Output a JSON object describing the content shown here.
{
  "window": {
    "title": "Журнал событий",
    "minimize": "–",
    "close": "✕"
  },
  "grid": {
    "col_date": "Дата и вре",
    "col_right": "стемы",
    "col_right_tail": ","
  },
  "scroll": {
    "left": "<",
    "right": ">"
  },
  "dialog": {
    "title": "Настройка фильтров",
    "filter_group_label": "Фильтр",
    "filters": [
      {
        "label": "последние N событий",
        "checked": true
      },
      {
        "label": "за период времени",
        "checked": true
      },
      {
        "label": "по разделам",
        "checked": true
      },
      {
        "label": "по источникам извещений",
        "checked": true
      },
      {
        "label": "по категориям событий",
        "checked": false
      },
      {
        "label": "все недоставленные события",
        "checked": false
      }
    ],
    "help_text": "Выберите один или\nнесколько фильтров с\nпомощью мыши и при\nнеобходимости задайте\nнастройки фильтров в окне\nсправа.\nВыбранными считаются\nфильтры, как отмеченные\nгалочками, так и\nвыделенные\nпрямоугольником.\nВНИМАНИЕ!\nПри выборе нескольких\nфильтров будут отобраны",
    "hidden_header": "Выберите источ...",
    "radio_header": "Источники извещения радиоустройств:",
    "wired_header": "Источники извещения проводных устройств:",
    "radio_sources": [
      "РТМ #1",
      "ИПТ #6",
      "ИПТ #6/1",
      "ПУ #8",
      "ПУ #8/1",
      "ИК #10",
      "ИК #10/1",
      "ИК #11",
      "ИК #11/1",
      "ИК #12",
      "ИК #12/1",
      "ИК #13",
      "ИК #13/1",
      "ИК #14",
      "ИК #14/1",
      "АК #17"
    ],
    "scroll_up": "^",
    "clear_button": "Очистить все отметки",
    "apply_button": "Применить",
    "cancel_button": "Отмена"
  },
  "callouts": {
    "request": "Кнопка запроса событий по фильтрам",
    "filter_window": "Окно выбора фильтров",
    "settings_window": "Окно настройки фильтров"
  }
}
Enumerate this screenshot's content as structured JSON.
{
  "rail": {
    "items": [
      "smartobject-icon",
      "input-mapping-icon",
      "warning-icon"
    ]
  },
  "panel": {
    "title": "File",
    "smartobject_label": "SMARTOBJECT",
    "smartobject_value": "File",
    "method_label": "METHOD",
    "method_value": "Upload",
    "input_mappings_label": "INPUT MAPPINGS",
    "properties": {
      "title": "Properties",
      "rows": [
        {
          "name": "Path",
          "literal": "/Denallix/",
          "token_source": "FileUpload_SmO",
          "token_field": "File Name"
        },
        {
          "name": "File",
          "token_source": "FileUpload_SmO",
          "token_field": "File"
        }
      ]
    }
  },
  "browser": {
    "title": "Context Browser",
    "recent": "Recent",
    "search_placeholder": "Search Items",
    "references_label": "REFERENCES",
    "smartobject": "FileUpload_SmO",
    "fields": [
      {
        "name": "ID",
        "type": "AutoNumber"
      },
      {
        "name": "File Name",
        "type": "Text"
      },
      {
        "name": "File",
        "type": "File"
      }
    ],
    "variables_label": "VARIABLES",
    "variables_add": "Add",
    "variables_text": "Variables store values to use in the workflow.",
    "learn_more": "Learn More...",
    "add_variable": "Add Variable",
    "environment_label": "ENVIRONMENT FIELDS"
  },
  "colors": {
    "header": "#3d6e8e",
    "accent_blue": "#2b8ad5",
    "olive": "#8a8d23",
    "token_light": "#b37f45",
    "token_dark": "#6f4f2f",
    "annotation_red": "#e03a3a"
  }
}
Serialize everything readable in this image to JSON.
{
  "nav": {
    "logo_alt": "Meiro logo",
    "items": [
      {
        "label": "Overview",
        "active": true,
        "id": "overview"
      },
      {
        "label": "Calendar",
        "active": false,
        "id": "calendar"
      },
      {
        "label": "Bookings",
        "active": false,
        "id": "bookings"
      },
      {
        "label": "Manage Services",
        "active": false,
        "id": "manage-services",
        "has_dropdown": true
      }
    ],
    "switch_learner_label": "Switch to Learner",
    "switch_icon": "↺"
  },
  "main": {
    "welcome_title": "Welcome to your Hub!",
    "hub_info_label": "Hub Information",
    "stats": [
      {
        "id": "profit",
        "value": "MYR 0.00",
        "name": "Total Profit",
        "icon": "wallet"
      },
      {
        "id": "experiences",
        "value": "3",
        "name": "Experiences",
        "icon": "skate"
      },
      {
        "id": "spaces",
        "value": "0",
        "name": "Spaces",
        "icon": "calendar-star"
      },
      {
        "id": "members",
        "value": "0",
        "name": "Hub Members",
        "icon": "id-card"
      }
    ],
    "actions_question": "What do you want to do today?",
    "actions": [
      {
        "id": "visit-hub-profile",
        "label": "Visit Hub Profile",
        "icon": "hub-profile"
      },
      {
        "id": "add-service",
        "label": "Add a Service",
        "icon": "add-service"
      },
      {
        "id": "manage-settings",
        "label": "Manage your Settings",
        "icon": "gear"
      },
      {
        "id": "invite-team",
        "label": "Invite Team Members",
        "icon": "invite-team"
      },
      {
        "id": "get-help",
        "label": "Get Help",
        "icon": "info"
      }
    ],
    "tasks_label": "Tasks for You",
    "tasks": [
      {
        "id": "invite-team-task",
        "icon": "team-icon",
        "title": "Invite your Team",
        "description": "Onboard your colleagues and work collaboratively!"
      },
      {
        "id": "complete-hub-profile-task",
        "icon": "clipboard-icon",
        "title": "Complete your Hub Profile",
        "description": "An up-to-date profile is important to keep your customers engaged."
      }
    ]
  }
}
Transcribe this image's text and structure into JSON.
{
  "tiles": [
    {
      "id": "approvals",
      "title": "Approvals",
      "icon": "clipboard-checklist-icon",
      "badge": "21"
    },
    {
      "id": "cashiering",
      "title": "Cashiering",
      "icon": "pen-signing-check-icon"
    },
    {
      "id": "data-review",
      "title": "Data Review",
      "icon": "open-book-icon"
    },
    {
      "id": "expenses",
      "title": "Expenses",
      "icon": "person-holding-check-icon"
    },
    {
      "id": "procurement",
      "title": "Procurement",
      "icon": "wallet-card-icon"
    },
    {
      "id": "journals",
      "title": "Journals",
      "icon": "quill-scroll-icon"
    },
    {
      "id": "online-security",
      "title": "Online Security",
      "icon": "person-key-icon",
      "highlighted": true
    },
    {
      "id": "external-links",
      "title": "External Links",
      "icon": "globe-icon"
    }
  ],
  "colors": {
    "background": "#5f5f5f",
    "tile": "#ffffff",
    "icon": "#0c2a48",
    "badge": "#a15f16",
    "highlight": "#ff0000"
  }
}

» EXERCISE
Reproduce the records in full, exactly as written.

» FINAL RESULT
Output a JSON object describing the content shown here.
{
  "window": {
    "title": "Журнал событий",
    "minimize": "–",
    "close": "✕"
  },
  "grid": {
    "col_date": "Дата и вре",
    "col_right": "стемы",
    "col_right_tail": ","
  },
  "scroll": {
    "left": "<",
    "right": ">"
  },
  "dialog": {
    "title": "Настройка фильтров",
    "filter_group_label": "Фильтр",
    "filters": [
      {
        "label": "последние N событий",
        "checked": true
      },
      {
        "label": "за период времени",
        "checked": true
      },
      {
        "label": "по разделам",
        "checked": true
      },
      {
        "label": "по источникам извещений",
        "checked": true
      },
      {
        "label": "по категориям событий",
        "checked": false
      },
      {
        "label": "все недоставленные события",
        "checked": false
      }
    ],
    "help_text": "Выберите один или\nнесколько фильтров с\nпомощью мыши и при\nнеобходимости задайте\nнастройки фильтров в окне\nсправа.\nВыбранными считаются\nфильтры, как отмеченные\nгалочками, так и\nвыделенные\nпрямоугольником.\nВНИМАНИЕ!\nПри выборе нескольких\nфильтров будут отобраны",
    "hidden_header": "Выберите источ...",
    "radio_header": "Источники извещения радиоустройств:",
    "wired_header": "Источники извещения проводных устройств:",
    "radio_sources": [
      "РТМ #1",
      "ИПТ #6",
      "ИПТ #6/1",
      "ПУ #8",
      "ПУ #8/1",
      "ИК #10",
      "ИК #10/1",
      "ИК #11",
      "ИК #11/1",
      "ИК #12",
      "ИК #12/1",
      "ИК #13",
      "ИК #13/1",
      "ИК #14",
      "ИК #14/1",
      "АК #17"
    ],
    "scroll_up": "^",
    "clear_button": "Очистить все отметки",
    "apply_button": "Применить",
    "cancel_button": "Отмена"
  },
  "callouts": {
    "request": "Кнопка запроса событий по фильтрам",
    "filter_window": "Окно выбора фильтров",
    "settings_window": "Окно настройки фильтров"
  }
}
Enumerate this screenshot's content as structured JSON.
{
  "rail": {
    "items": [
      "smartobject-icon",
      "input-mapping-icon",
      "warning-icon"
    ]
  },
  "panel": {
    "title": "File",
    "smartobject_label": "SMARTOBJECT",
    "smartobject_value": "File",
    "method_label": "METHOD",
    "method_value": "Upload",
    "input_mappings_label": "INPUT MAPPINGS",
    "properties": {
      "title": "Properties",
      "rows": [
        {
          "name": "Path",
          "literal": "/Denallix/",
          "token_source": "FileUpload_SmO",
          "token_field": "File Name"
        },
        {
          "name": "File",
          "token_source": "FileUpload_SmO",
          "token_field": "File"
        }
      ]
    }
  },
  "browser": {
    "title": "Context Browser",
    "recent": "Recent",
    "search_placeholder": "Search Items",
    "references_label": "REFERENCES",
    "smartobject": "FileUpload_SmO",
    "fields": [
      {
        "name": "ID",
        "type": "AutoNumber"
      },
      {
        "name": "File Name",
        "type": "Text"
      },
      {
        "name": "File",
        "type": "File"
      }
    ],
    "variables_label": "VARIABLES",
    "variables_add": "Add",
    "variables_text": "Variables store values to use in the workflow.",
    "learn_more": "Learn More...",
    "add_variable": "Add Variable",
    "environment_label": "ENVIRONMENT FIELDS"
  },
  "colors": {
    "header": "#3d6e8e",
    "accent_blue": "#2b8ad5",
    "olive": "#8a8d23",
    "token_light": "#b37f45",
    "token_dark": "#6f4f2f",
    "annotation_red": "#e03a3a"
  }
}
Serialize everything readable in this image to JSON.
{
  "nav": {
    "logo_alt": "Meiro logo",
    "items": [
      {
        "label": "Overview",
        "active": true,
        "id": "overview"
      },
      {
        "label": "Calendar",
        "active": false,
        "id": "calendar"
      },
      {
        "label": "Bookings",
        "active": false,
        "id": "bookings"
      },
      {
        "label": "Manage Services",
        "active": false,
        "id": "manage-services",
        "has_dropdown": true
      }
    ],
    "switch_learner_label": "Switch to Learner",
    "switch_icon": "↺"
  },
  "main": {
    "welcome_title": "Welcome to your Hub!",
    "hub_info_label": "Hub Information",
    "stats": [
      {
        "id": "profit",
        "value": "MYR 0.00",
        "name": "Total Profit",
        "icon": "wallet"
      },
      {
        "id": "experiences",
        "value": "3",
        "name": "Experiences",
        "icon": "skate"
      },
      {
        "id": "spaces",
        "value": "0",
        "name": "Spaces",
        "icon": "calendar-star"
      },
      {
        "id": "members",
        "value": "0",
        "name": "Hub Members",
        "icon": "id-card"
      }
    ],
    "actions_question": "What do you want to do today?",
    "actions": [
      {
        "id": "visit-hub-profile",
        "label": "Visit Hub Profile",
        "icon": "hub-profile"
      },
      {
        "id": "add-service",
        "label": "Add a Service",
        "icon": "add-service"
      },
      {
        "id": "manage-settings",
        "label": "Manage your Settings",
        "icon": "gear"
      },
      {
        "id": "invite-team",
        "label": "Invite Team Members",
        "icon": "invite-team"
      },
      {
        "id": "get-help",
        "label": "Get Help",
        "icon": "info"
      }
    ],
    "tasks_label": "Tasks for You",
    "tasks": [
      {
        "id": "invite-team-task",
        "icon": "team-icon",
        "title": "Invite your Team",
        "description": "Onboard your colleagues and work collaboratively!"
      },
      {
        "id": "complete-hub-profile-task",
        "icon": "clipboard-icon",
        "title": "Complete your Hub Profile",
        "description": "An up-to-date profile is important to keep your customers engaged."
      }
    ]
  }
}
Transcribe this image's text and structure into JSON.
{
  "tiles": [
    {
      "id": "approvals",
      "title": "Approvals",
      "icon": "clipboard-checklist-icon",
      "badge": "21"
    },
    {
      "id": "cashiering",
      "title": "Cashiering",
      "icon": "pen-signing-check-icon"
    },
    {
      "id": "data-review",
      "title": "Data Review",
      "icon": "open-book-icon"
    },
    {
      "id": "expenses",
      "title": "Expenses",
      "icon": "person-holding-check-icon"
    },
    {
      "id": "procurement",
      "title": "Procurement",
      "icon": "wallet-card-icon"
    },
    {
      "id": "journals",
      "title": "Journals",
      "icon": "quill-scroll-icon"
    },
    {
      "id": "online-security",
      "title": "Online Security",
      "icon": "person-key-icon",
      "highlighted": true
    },
    {
      "id": "external-links",
      "title": "External Links",
      "icon": "globe-icon"
    }
  ],
  "colors": {
    "background": "#5f5f5f",
    "tile": "#ffffff",
    "icon": "#0c2a48",
    "badge": "#a15f16",
    "highlight": "#ff0000"
  }
}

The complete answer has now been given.